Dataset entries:
══════

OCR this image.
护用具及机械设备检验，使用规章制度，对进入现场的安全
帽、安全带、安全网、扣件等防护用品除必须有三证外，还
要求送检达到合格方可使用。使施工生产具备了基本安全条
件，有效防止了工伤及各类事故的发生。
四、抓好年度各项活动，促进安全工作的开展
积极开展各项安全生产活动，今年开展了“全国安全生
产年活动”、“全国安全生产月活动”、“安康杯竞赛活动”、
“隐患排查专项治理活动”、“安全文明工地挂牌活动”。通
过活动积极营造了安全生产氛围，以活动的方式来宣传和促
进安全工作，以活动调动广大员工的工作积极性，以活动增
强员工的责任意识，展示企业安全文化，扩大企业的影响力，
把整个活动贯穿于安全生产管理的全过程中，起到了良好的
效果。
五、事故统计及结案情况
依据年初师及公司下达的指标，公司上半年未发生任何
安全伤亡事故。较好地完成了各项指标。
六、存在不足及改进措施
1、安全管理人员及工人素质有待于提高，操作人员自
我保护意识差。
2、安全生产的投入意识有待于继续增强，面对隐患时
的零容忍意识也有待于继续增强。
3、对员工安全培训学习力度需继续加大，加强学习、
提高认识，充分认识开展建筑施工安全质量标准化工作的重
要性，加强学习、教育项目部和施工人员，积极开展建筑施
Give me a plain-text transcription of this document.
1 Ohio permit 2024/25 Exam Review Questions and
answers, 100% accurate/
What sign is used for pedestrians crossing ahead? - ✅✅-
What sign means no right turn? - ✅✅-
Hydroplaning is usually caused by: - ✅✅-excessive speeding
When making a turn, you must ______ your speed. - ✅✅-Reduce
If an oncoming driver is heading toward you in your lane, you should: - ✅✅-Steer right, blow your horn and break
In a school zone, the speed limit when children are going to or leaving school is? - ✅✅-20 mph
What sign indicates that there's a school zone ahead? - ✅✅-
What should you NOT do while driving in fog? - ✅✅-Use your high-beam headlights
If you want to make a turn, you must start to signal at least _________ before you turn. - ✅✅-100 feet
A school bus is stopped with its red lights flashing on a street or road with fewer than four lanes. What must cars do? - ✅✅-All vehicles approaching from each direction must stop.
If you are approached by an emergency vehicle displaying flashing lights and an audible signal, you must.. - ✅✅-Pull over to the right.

══════

Reproduce each record exactly, leaving nothing out.

Answer for this exercise:
OCR this image.
护用具及机械设备检验，使用规章制度，对进入现场的安全
帽、安全带、安全网、扣件等防护用品除必须有三证外，还
要求送检达到合格方可使用。使施工生产具备了基本安全条
件，有效防止了工伤及各类事故的发生。
四、抓好年度各项活动，促进安全工作的开展
积极开展各项安全生产活动，今年开展了“全国安全生
产年活动”、“全国安全生产月活动”、“安康杯竞赛活动”、
“隐患排查专项治理活动”、“安全文明工地挂牌活动”。通
过活动积极营造了安全生产氛围，以活动的方式来宣传和促
进安全工作，以活动调动广大员工的工作积极性，以活动增
强员工的责任意识，展示企业安全文化，扩大企业的影响力，
把整个活动贯穿于安全生产管理的全过程中，起到了良好的
效果。
五、事故统计及结案情况
依据年初师及公司下达的指标，公司上半年未发生任何
安全伤亡事故。较好地完成了各项指标。
六、存在不足及改进措施
1、安全管理人员及工人素质有待于提高，操作人员自
我保护意识差。
2、安全生产的投入意识有待于继续增强，面对隐患时
的零容忍意识也有待于继续增强。
3、对员工安全培训学习力度需继续加大，加强学习、
提高认识，充分认识开展建筑施工安全质量标准化工作的重
要性，加强学习、教育项目部和施工人员，积极开展建筑施
Give me a plain-text transcription of this document.
1 Ohio permit 2024/25 Exam Review Questions and
answers, 100% accurate/
What sign is used for pedestrians crossing ahead? - ✅✅-
What sign means no right turn? - ✅✅-
Hydroplaning is usually caused by: - ✅✅-excessive speeding
When making a turn, you must ______ your speed. - ✅✅-Reduce
If an oncoming driver is heading toward you in your lane, you should: - ✅✅-Steer right, blow your horn and break
In a school zone, the speed limit when children are going to or leaving school is? - ✅✅-20 mph
What sign indicates that there's a school zone ahead? - ✅✅-
What should you NOT do while driving in fog? - ✅✅-Use your high-beam headlights
If you want to make a turn, you must start to signal at least _________ before you turn. - ✅✅-100 feet
A school bus is stopped with its red lights flashing on a street or road with fewer than four lanes. What must cars do? - ✅✅-All vehicles approaching from each direction must stop.
If you are approached by an emergency vehicle displaying flashing lights and an audible signal, you must.. - ✅✅-Pull over to the right.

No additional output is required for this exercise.